▶ **Problem requirements**: Search the listing for the string "Received" and copy every line that contains it.

Stored data:
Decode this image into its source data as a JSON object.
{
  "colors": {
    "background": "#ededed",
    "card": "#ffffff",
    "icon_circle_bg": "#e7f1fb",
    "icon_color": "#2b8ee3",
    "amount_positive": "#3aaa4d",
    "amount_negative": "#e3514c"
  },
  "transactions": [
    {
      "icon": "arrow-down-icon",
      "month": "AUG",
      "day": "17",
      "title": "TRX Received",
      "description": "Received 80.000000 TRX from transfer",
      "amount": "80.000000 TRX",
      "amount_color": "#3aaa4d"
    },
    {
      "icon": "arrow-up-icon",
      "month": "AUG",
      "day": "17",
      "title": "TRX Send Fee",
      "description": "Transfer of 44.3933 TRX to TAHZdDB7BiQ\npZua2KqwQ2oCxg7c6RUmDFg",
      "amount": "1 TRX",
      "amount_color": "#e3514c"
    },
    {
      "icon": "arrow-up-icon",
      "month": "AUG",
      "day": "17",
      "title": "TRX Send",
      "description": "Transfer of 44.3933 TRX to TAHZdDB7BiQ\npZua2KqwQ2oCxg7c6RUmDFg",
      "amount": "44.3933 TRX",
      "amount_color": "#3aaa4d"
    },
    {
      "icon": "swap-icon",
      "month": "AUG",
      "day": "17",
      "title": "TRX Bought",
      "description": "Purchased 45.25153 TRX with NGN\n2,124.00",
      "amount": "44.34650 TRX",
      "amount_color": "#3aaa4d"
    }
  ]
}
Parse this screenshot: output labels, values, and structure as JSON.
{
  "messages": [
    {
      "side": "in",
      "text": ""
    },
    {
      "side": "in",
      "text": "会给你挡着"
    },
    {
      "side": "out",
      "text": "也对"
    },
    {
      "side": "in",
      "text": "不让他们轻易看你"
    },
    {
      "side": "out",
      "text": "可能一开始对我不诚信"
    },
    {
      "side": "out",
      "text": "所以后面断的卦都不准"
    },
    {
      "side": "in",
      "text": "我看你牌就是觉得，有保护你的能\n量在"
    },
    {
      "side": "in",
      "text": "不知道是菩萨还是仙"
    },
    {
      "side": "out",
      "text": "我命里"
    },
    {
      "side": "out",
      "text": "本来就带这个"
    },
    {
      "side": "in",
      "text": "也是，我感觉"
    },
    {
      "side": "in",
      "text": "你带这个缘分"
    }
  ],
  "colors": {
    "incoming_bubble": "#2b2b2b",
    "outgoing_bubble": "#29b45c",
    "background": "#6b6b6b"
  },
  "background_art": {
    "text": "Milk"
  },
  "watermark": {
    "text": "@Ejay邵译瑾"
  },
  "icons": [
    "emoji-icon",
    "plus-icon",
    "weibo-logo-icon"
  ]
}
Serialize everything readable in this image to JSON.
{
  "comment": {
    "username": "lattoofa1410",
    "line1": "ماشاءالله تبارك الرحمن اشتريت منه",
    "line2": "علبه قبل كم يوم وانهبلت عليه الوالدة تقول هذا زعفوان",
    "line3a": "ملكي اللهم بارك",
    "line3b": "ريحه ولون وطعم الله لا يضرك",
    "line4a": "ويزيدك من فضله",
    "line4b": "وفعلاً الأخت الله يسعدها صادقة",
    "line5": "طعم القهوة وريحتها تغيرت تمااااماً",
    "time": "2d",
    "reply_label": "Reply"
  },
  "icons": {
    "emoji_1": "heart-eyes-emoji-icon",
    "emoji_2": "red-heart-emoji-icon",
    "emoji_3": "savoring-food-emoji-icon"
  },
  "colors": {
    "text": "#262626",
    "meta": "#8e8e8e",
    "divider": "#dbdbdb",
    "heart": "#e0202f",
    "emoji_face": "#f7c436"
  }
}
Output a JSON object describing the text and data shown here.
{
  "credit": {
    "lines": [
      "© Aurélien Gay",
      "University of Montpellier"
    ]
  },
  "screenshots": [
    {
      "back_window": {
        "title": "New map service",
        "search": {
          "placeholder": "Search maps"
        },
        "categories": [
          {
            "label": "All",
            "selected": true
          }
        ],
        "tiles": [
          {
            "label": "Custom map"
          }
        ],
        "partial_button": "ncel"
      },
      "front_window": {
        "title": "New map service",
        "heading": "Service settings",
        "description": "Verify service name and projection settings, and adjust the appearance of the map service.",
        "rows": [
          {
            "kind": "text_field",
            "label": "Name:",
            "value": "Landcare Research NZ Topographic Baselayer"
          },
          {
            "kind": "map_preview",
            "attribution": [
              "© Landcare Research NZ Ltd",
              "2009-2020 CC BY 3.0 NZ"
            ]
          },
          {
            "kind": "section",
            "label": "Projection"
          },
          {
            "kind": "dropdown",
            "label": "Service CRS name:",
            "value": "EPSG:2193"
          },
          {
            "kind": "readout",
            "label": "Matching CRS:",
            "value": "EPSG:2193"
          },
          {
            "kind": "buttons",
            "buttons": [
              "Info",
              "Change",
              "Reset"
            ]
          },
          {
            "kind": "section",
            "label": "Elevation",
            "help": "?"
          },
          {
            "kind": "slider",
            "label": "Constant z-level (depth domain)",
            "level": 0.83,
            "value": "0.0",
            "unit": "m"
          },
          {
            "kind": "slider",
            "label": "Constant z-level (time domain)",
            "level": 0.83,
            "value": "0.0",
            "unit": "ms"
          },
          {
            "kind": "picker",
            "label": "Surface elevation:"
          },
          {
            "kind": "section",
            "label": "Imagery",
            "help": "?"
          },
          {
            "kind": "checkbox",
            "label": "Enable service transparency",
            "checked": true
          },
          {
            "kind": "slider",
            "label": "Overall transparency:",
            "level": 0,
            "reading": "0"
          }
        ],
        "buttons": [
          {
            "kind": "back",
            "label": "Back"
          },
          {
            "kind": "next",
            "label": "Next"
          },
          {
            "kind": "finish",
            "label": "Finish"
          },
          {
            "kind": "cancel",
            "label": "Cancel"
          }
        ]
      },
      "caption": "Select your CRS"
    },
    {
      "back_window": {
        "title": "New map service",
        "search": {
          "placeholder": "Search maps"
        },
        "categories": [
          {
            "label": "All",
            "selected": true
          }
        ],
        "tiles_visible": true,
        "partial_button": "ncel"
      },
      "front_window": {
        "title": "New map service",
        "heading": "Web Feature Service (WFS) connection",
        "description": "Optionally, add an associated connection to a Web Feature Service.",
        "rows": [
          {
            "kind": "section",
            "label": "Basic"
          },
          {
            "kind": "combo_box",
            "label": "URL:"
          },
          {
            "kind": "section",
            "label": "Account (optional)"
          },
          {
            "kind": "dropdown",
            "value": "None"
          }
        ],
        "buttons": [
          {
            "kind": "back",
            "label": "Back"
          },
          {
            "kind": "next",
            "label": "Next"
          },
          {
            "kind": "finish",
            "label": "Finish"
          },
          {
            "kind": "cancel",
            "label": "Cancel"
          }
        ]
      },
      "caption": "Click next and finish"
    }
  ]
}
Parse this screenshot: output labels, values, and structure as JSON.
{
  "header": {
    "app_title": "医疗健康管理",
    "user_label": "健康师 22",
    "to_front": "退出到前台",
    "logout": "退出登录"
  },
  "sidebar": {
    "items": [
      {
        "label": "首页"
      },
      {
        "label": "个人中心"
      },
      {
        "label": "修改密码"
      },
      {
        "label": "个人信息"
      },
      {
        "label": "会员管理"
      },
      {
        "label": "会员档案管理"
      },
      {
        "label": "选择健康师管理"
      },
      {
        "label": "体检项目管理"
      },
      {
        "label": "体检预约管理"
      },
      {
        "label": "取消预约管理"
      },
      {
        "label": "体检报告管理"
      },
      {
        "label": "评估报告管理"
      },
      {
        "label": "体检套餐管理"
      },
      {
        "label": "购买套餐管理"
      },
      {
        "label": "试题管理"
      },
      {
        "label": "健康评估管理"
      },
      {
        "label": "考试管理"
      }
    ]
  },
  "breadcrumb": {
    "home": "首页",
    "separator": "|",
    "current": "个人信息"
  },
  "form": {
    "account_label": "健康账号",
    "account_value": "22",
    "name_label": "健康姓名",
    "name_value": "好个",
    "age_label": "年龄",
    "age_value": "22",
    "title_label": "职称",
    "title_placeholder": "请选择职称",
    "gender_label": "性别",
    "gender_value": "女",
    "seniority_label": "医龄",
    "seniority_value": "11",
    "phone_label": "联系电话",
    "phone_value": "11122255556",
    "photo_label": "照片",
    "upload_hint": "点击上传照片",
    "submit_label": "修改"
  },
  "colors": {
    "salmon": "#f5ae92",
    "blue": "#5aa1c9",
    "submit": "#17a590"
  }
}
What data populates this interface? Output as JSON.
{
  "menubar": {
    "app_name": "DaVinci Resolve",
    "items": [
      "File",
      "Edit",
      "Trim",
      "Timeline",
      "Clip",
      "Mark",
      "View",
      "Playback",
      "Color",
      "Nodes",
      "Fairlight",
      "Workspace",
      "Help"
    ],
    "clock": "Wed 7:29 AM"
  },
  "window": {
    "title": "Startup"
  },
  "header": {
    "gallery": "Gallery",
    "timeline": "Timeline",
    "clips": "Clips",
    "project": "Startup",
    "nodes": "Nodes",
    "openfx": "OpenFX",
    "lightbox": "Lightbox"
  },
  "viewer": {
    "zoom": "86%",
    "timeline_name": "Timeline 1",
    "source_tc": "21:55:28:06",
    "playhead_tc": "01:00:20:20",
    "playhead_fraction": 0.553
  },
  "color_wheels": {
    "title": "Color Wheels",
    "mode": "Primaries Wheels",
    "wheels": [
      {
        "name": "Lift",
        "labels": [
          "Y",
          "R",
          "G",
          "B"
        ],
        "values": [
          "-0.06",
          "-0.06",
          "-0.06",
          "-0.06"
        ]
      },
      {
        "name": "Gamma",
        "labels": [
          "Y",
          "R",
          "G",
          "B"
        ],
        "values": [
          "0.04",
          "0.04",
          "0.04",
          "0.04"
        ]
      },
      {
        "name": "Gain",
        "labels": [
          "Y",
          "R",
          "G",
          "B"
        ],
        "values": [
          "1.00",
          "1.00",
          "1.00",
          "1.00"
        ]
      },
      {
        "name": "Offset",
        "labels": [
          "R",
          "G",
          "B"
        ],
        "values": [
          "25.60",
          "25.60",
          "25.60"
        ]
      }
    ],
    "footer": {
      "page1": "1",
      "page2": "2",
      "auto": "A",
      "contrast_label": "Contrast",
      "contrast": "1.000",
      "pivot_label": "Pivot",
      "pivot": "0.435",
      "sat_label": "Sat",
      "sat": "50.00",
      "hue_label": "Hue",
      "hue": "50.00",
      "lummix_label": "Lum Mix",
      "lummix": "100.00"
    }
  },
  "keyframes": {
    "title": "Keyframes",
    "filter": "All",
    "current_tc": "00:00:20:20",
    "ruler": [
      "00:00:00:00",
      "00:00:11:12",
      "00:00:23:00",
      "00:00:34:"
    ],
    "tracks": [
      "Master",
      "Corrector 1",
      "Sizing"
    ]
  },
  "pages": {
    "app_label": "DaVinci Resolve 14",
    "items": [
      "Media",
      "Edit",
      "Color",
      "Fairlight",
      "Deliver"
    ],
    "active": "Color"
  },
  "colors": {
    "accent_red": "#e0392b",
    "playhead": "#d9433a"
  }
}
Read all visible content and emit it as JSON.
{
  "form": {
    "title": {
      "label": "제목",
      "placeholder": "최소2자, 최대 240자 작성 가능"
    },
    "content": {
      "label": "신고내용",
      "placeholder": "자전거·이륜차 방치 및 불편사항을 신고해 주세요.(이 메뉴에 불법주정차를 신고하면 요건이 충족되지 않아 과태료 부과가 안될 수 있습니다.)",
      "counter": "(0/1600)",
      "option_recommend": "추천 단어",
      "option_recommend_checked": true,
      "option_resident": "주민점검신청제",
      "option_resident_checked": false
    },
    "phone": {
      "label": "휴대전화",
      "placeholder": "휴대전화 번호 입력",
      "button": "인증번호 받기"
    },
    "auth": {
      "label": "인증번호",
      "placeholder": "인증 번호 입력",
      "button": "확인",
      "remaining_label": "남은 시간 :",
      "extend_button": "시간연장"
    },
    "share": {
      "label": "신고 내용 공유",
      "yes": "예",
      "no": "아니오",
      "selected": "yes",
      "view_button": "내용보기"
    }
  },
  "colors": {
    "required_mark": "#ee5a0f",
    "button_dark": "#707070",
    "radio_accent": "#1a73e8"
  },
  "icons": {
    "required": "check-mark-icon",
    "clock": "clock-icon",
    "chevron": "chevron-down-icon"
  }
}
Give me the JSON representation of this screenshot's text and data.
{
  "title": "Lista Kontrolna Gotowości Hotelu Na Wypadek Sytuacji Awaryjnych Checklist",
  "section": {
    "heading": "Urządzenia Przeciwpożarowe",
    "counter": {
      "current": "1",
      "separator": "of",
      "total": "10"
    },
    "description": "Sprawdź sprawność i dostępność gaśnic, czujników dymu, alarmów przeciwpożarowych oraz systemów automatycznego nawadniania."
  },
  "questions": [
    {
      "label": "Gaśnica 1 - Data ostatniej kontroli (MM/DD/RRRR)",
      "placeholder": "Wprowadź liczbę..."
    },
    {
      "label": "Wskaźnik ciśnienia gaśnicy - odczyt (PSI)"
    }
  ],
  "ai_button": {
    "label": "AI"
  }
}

▶ **Response below**:
      "title": "TRX Received",
      "description": "Received 80.000000 TRX from transfer",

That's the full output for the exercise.